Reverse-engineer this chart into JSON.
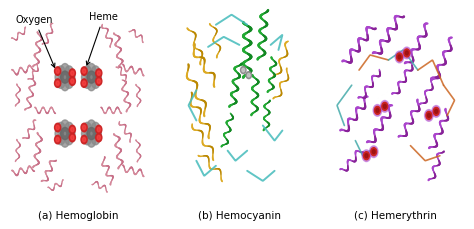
{
  "figsize": [
    4.74,
    2.29
  ],
  "dpi": 100,
  "bg_color": "#ffffff",
  "panels": [
    {
      "label": "(a) Hemoglobin"
    },
    {
      "label": "(b) Hemocyanin"
    },
    {
      "label": "(c) Hemerythrin"
    }
  ],
  "label_fontsize": 7.5,
  "annotation_fontsize": 7,
  "hemoglobin": {
    "ribbon_color": "#d4889a",
    "ribbon_color2": "#c87088",
    "heme_gray": "#888888",
    "heme_gray2": "#666666",
    "oxygen_red": "#cc2222",
    "oxygen_red2": "#ff4444",
    "bg": "#f0e8e8"
  },
  "hemocyanin": {
    "green1": "#22aa33",
    "green2": "#118822",
    "gold1": "#ddaa22",
    "gold2": "#bb8800",
    "teal1": "#44bbbb",
    "teal2": "#228888",
    "gray1": "#888888",
    "bg": "#e8f0e8"
  },
  "hemerythrin": {
    "purple1": "#aa44cc",
    "purple2": "#882299",
    "red1": "#cc2222",
    "red2": "#991111",
    "orange1": "#cc6622",
    "teal1": "#44aaaa",
    "bg": "#ece8f0"
  }
}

■ ■ ■ ■

GOAL :: From the material above, reproduce everything verbatim except the pictures.

OUTPUT FOR THIS TASK ::
Reverse-engineer this chart into JSON.
{
  "figsize": [
    4.74,
    2.29
  ],
  "dpi": 100,
  "bg_color": "#ffffff",
  "panels": [
    {
      "label": "(a) Hemoglobin"
    },
    {
      "label": "(b) Hemocyanin"
    },
    {
      "label": "(c) Hemerythrin"
    }
  ],
  "label_fontsize": 7.5,
  "annotation_fontsize": 7,
  "hemoglobin": {
    "ribbon_color": "#d4889a",
    "ribbon_color2": "#c87088",
    "heme_gray": "#888888",
    "heme_gray2": "#666666",
    "oxygen_red": "#cc2222",
    "oxygen_red2": "#ff4444",
    "bg": "#f0e8e8"
  },
  "hemocyanin": {
    "green1": "#22aa33",
    "green2": "#118822",
    "gold1": "#ddaa22",
    "gold2": "#bb8800",
    "teal1": "#44bbbb",
    "teal2": "#228888",
    "gray1": "#888888",
    "bg": "#e8f0e8"
  },
  "hemerythrin": {
    "purple1": "#aa44cc",
    "purple2": "#882299",
    "red1": "#cc2222",
    "red2": "#991111",
    "orange1": "#cc6622",
    "teal1": "#44aaaa",
    "bg": "#ece8f0"
  }
}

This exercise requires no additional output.